Dataset entries
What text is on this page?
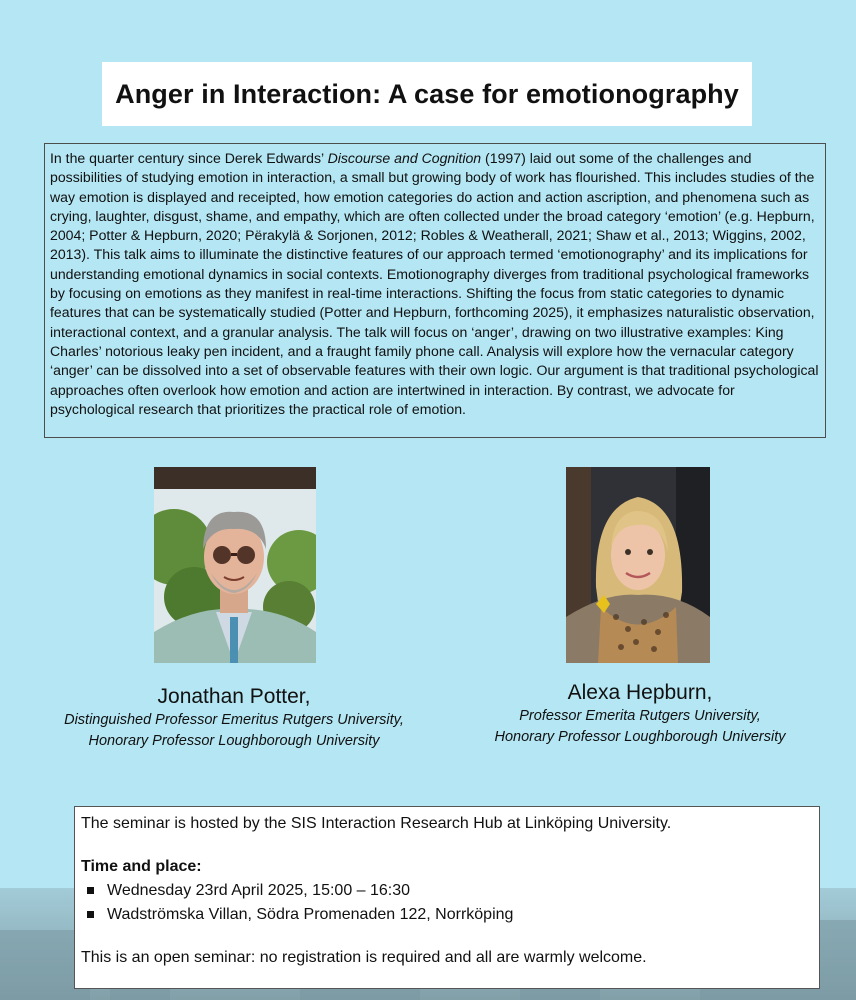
Anger in Interaction: A case for emotionography

In the quarter century since Derek Edwards’ Discourse and Cognition (1997) laid out some of the challenges and possibilities of studying emotion in interaction, a small but growing body of work has flourished. This includes studies of the way emotion is displayed and receipted, how emotion categories do action and action ascription, and phenomena such as crying, laughter, disgust, shame, and empathy, which are often collected under the broad category ‘emotion’ (e.g. Hepburn, 2004; Potter & Hepburn, 2020; Përakylä & Sorjonen, 2012; Robles & Weatherall, 2021; Shaw et al., 2013; Wiggins, 2002, 2013). This talk aims to illuminate the distinctive features of our approach termed ‘emotionography’ and its implications for understanding emotional dynamics in social contexts. Emotionography diverges from traditional psychological frameworks by focusing on emotions as they manifest in real-time interactions. Shifting the focus from static categories to dynamic features that can be systematically studied (Potter and Hepburn, forthcoming 2025), it emphasizes naturalistic observation, interactional context, and a granular analysis. The talk will focus on ‘anger’, drawing on two illustrative examples: King Charles’ notorious leaky pen incident, and a fraught family phone call. Analysis will explore how the vernacular category ‘anger’ can be dissolved into a set of observable features with their own logic. Our argument is that traditional psychological approaches often overlook how emotion and action are intertwined in interaction. By contrast, we advocate for psychological research that prioritizes the practical role of emotion.

Jonathan Potter,
Distinguished Professor Emeritus Rutgers University,
Honorary Professor Loughborough University
Alexa Hepburn,
Professor Emerita Rutgers University,
Honorary Professor Loughborough University
The seminar is hosted by the SIS Interaction Research Hub at Linköping University.
Time and place:
Wednesday 23rd April 2025, 15:00 – 16:30
Wadströmska Villan, Södra Promenaden 122, Norrköping
This is an open seminar: no registration is required and all are warmly welcome.
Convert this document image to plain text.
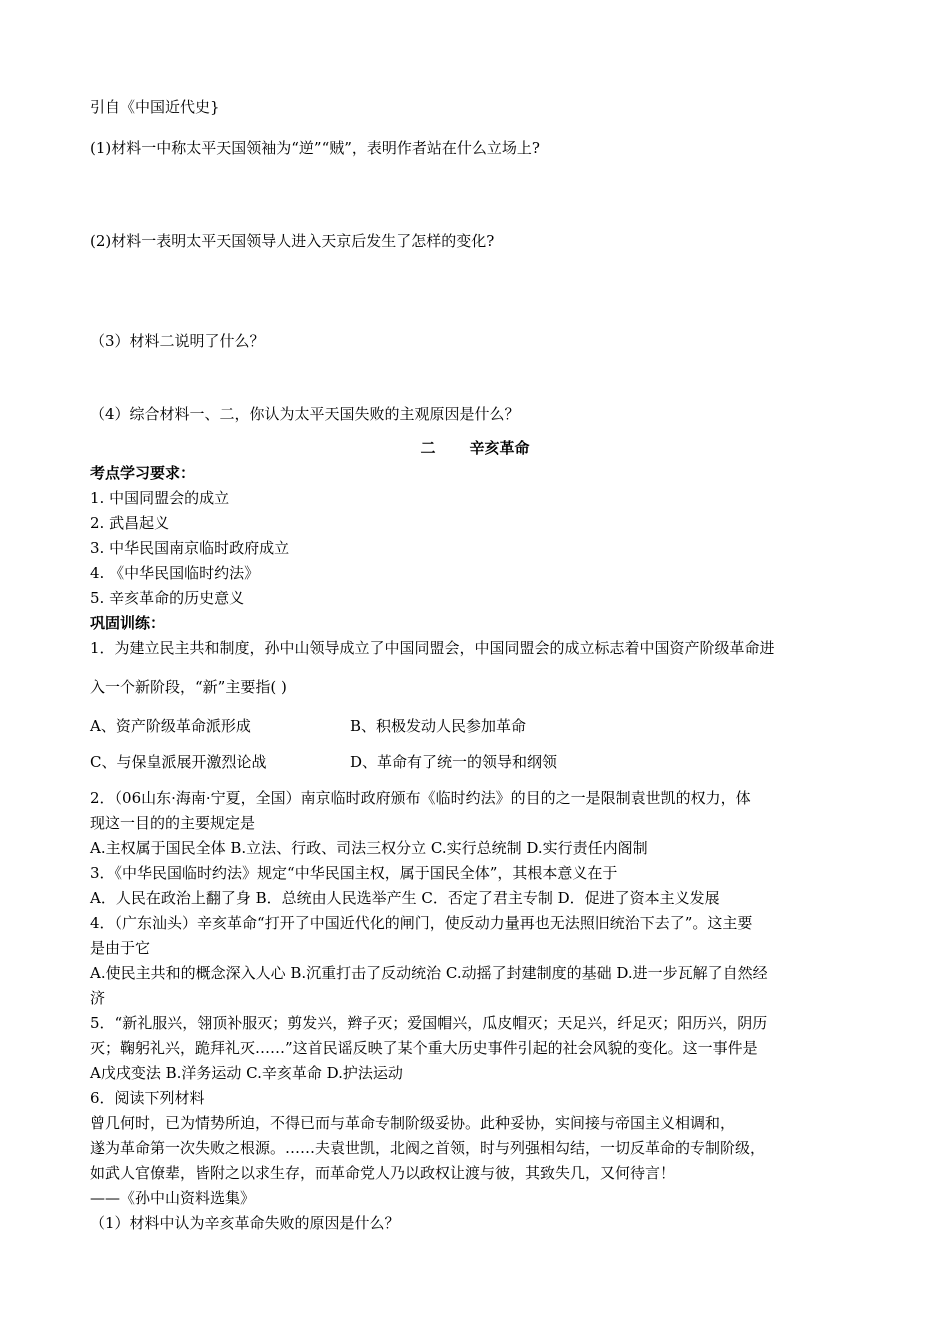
引自《中国近代史}
(1)材料一中称太平天国领袖为“逆”“贼”，表明作者站在什么立场上?
(2)材料一表明太平天国领导人进入天京后发生了怎样的变化?
（3）材料二说明了什么？
（4）综合材料一、二，你认为太平天国失败的主观原因是什么？
二 辛亥革命
考点学习要求：
1. 中国同盟会的成立
2. 武昌起义
3. 中华民国南京临时政府成立
4. 《中华民国临时约法》
5. 辛亥革命的历史意义
巩固训练：
1．为建立民主共和制度，孙中山领导成立了中国同盟会，中国同盟会的成立标志着中国资产阶级革命进
入一个新阶段，“新”主要指( )
A、资产阶级革命派形成	B、积极发动人民参加革命
C、与保皇派展开激烈论战	D、革命有了统一的领导和纲领
2．（06山东·海南·宁夏，全国）南京临时政府颁布《临时约法》的目的之一是限制袁世凯的权力，体
现这一目的的主要规定是
A.主权属于国民全体 B.立法、行政、司法三权分立 C.实行总统制 D.实行责任内阁制
3．《中华民国临时约法》规定“中华民国主权，属于国民全体”，其根本意义在于
A．人民在政治上翻了身 B．总统由人民选举产生 C．否定了君主专制 D．促进了资本主义发展
4．（广东汕头）辛亥革命“打开了中国近代化的闸门，使反动力量再也无法照旧统治下去了”。这主要
是由于它
A.使民主共和的概念深入人心 B.沉重打击了反动统治 C.动摇了封建制度的基础 D.进一步瓦解了自然经
济
5．“新礼服兴，翎顶补服灭；剪发兴，辫子灭；爱国帽兴，瓜皮帽灭；天足兴，纤足灭；阳历兴，阴历
灭；鞠躬礼兴，跪拜礼灭……”这首民谣反映了某个重大历史事件引起的社会风貌的变化。这一事件是
A戊戌变法 B.洋务运动 C.辛亥革命 D.护法运动
6．阅读下列材料
曾几何时，已为情势所迫，不得已而与革命专制阶级妥协。此种妥协，实间接与帝国主义相调和，
遂为革命第一次失败之根源。……夫袁世凯，北阀之首领，时与列强相勾结，一切反革命的专制阶级，
如武人官僚辈，皆附之以求生存，而革命党人乃以政权让渡与彼，其致失几，又何待言！
——《孙中山资料选集》
（1）材料中认为辛亥革命失败的原因是什么？
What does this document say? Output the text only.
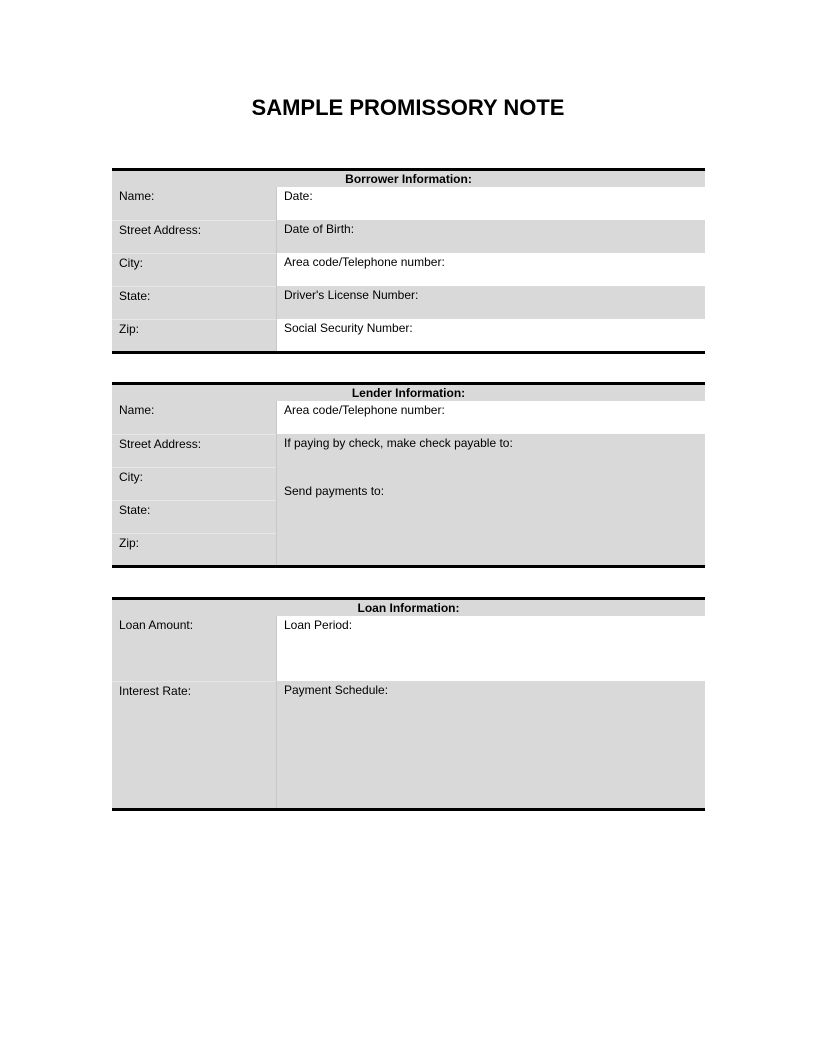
SAMPLE PROMISSORY NOTE
Borrower Information:
Name:
Street Address:
City:
State:
Zip:
Date:
Date of Birth:
Area code/Telephone number:
Driver's License Number:
Social Security Number:
Lender Information:
Name:
Street Address:
City:
State:
Zip:
Area code/Telephone number:
If paying by check, make check payable to:
Send payments to:
Loan Information:
Loan Amount:
Interest Rate:
Loan Period:
Payment Schedule:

Exercise task
List all lines above in which the string "中华民国临时约法" appears.

Reply
4. 《中华民国临时约法》
3．《中华民国临时约法》规定“中华民国主权，属于国民全体”，其根本意义在于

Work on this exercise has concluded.